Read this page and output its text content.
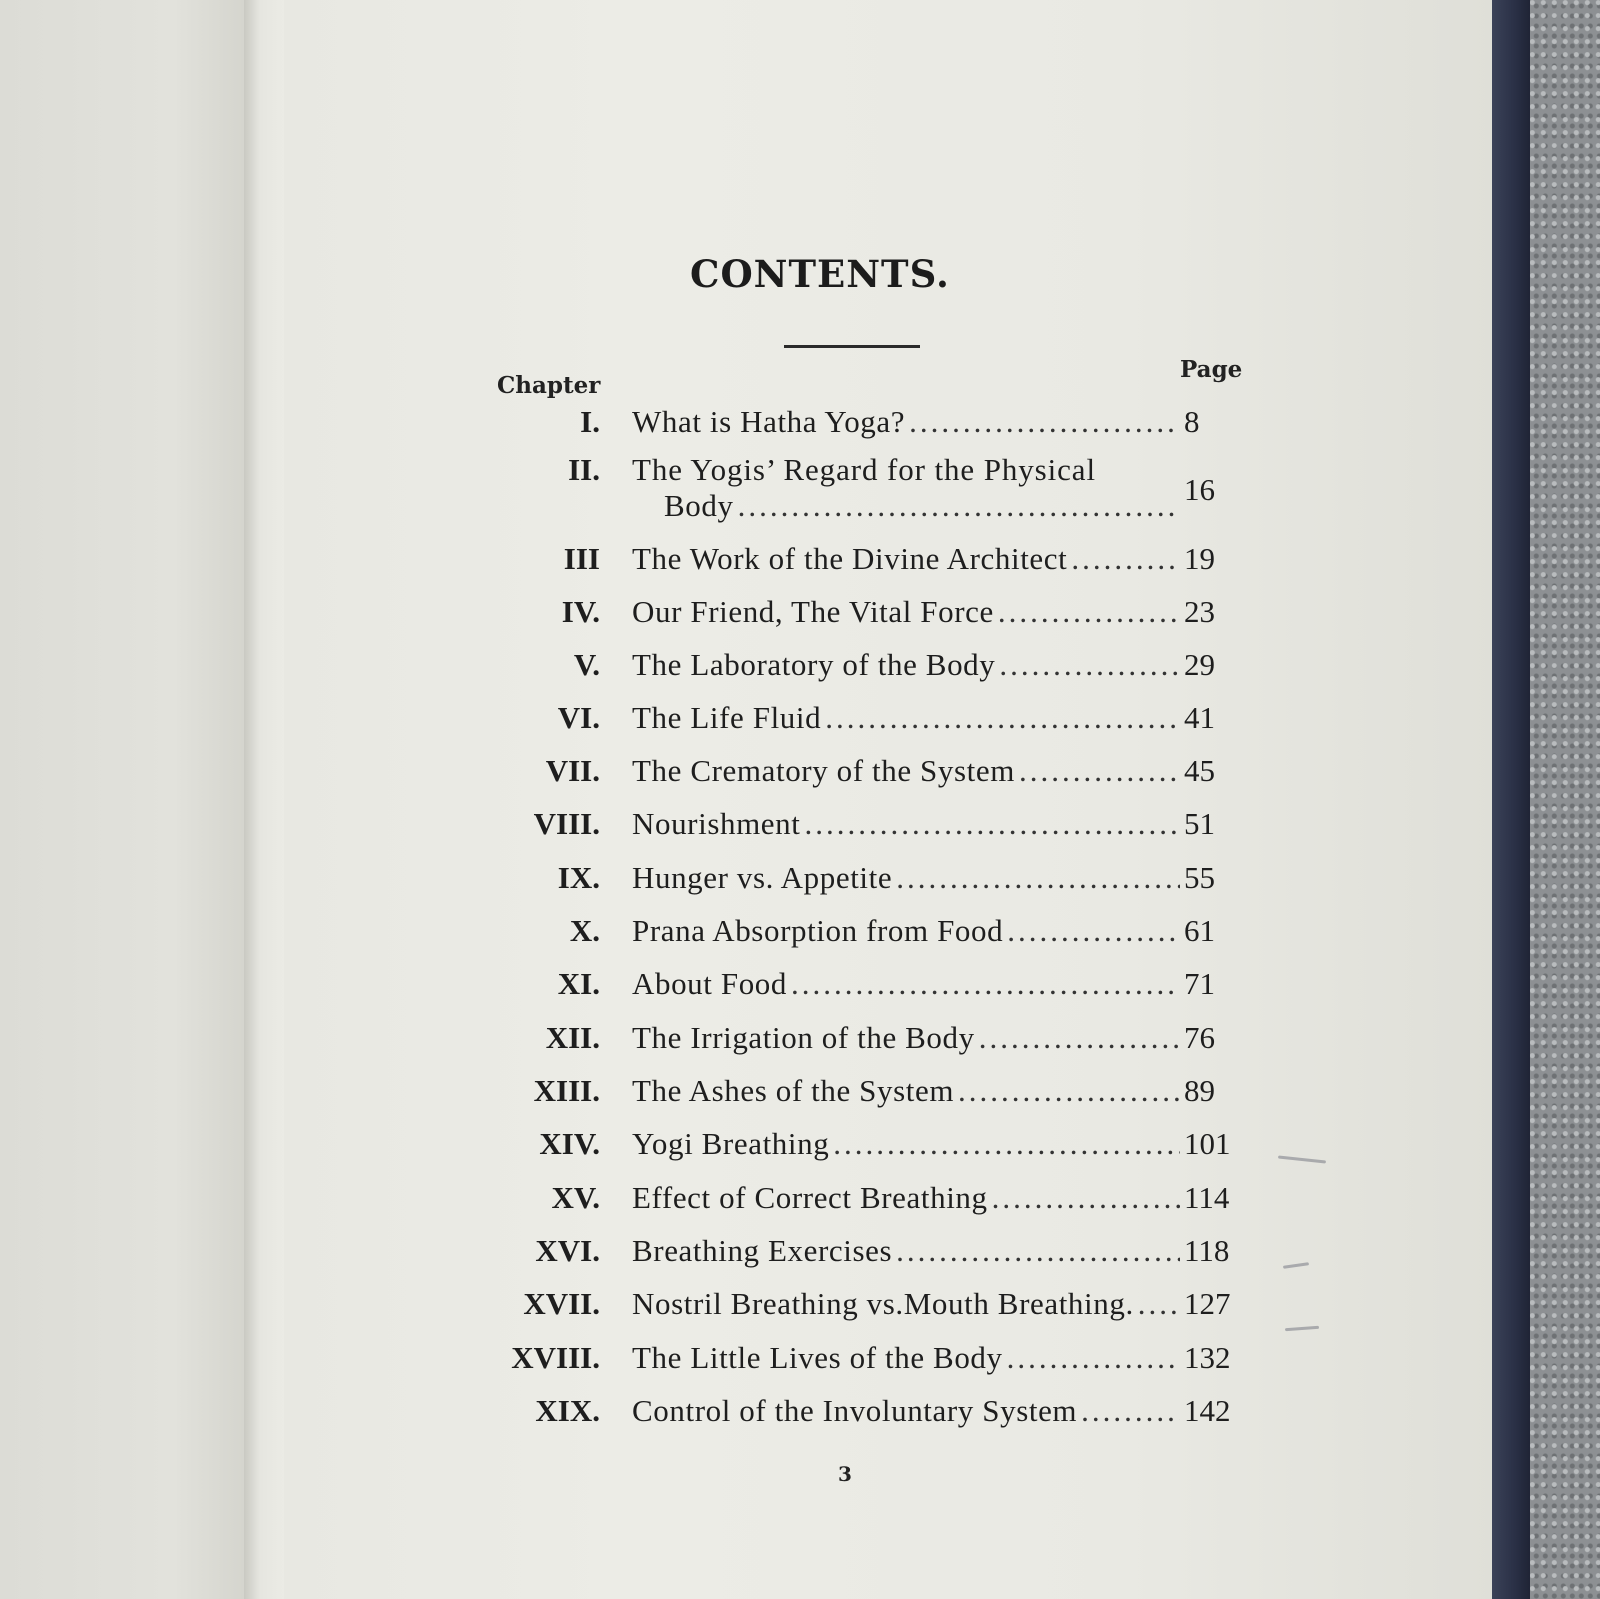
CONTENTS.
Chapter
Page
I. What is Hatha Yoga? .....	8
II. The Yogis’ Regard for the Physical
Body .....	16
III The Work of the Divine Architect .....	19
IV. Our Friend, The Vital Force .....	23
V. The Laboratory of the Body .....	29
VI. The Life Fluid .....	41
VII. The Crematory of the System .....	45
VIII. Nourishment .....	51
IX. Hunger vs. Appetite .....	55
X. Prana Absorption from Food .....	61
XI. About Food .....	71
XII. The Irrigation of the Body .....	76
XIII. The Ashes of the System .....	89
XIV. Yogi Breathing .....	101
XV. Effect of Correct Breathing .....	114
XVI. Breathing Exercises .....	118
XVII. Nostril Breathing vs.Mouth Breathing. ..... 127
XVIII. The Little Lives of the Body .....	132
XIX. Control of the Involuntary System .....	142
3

========================

Aim. Each record must be quoted in full and exactly. Do not include the pictures.

Answer.
Read this page and output its text content.
CONTENTS.
Chapter
Page
I. What is Hatha Yoga? .....	8
II. The Yogis’ Regard for the Physical
Body .....	16
III The Work of the Divine Architect .....	19
IV. Our Friend, The Vital Force .....	23
V. The Laboratory of the Body .....	29
VI. The Life Fluid .....	41
VII. The Crematory of the System .....	45
VIII. Nourishment .....	51
IX. Hunger vs. Appetite .....	55
X. Prana Absorption from Food .....	61
XI. About Food .....	71
XII. The Irrigation of the Body .....	76
XIII. The Ashes of the System .....	89
XIV. Yogi Breathing .....	101
XV. Effect of Correct Breathing .....	114
XVI. Breathing Exercises .....	118
XVII. Nostril Breathing vs.Mouth Breathing. ..... 127
XVIII. The Little Lives of the Body .....	132
XIX. Control of the Involuntary System .....	142
3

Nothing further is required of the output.